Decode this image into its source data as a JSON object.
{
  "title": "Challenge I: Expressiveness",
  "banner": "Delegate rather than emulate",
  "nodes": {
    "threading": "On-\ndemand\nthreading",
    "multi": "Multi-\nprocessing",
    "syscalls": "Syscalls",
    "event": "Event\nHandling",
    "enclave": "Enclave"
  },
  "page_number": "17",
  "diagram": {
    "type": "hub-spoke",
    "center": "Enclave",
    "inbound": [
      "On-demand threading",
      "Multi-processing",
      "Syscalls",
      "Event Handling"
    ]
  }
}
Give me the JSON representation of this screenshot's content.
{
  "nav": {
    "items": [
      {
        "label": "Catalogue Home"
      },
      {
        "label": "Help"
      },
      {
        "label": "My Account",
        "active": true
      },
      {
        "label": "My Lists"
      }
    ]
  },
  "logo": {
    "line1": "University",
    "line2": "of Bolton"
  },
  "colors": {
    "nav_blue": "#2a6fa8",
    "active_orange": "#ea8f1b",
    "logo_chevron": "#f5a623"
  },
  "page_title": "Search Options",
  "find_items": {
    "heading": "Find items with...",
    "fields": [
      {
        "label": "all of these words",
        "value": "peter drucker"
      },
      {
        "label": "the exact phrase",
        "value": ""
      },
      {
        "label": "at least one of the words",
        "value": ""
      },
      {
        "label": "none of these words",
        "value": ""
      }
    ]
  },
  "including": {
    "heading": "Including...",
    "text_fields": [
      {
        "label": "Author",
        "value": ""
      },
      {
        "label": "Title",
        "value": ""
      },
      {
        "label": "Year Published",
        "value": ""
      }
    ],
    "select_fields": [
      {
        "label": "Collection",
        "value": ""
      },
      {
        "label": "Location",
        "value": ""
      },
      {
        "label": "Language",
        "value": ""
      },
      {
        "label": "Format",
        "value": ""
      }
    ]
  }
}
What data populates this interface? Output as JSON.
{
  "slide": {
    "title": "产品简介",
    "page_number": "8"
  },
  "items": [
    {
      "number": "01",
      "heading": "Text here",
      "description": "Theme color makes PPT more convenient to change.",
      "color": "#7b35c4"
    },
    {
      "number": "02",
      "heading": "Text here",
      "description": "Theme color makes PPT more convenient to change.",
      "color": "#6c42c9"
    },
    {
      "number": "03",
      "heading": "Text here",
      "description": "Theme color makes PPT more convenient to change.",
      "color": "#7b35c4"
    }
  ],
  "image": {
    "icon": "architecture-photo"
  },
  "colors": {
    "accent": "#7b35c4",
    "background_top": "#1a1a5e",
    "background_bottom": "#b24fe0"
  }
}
____________________
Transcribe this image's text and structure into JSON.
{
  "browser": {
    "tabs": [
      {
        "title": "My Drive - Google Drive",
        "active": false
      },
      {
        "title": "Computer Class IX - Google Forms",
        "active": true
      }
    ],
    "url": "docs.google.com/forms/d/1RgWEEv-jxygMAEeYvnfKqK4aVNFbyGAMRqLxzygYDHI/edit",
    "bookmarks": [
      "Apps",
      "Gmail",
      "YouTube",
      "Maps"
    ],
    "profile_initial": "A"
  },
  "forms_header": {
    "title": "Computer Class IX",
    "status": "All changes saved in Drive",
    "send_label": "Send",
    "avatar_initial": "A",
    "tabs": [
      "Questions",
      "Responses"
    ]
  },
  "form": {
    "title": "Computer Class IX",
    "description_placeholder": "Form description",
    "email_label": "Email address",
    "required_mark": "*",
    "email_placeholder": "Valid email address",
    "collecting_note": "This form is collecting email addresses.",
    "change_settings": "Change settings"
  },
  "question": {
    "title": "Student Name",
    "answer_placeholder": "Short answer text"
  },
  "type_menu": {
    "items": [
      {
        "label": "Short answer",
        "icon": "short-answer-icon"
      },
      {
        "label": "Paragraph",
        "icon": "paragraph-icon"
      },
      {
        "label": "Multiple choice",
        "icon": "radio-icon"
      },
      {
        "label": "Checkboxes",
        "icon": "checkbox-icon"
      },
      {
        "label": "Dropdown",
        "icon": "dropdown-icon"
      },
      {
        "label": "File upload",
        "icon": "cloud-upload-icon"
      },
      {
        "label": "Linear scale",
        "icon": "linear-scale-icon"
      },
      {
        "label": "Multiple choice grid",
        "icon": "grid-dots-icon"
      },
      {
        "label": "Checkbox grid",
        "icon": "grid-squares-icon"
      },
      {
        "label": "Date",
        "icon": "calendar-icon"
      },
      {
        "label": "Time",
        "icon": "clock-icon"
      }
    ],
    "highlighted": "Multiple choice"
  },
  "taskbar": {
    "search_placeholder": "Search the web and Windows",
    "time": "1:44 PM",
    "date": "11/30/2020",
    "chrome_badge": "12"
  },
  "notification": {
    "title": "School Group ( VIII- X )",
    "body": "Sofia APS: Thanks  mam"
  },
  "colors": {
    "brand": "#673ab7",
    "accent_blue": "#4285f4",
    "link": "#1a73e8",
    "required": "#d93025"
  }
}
____________________
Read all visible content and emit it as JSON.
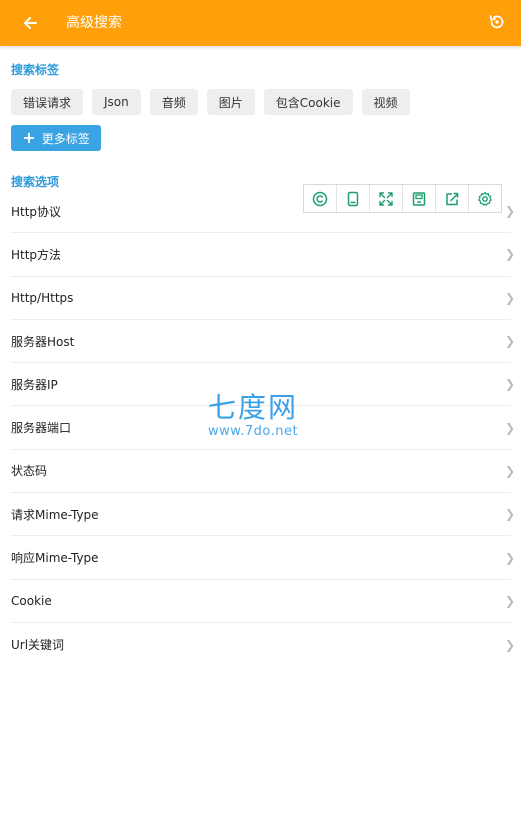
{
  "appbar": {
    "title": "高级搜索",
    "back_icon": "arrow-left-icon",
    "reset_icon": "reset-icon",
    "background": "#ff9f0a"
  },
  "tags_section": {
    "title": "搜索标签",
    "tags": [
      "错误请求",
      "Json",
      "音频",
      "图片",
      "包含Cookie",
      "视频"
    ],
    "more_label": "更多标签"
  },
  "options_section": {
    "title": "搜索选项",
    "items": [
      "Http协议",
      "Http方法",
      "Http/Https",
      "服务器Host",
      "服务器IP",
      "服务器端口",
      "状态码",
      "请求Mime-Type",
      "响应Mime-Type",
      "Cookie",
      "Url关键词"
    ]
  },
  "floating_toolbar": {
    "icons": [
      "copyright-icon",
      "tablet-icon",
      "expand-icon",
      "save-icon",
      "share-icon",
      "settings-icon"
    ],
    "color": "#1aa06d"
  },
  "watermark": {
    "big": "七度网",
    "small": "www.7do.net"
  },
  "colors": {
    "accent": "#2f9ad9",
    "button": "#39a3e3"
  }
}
____________________
Stated task
Some lines of the data may hold the word "image". Say how many do, with nothing else.

Correct answer
3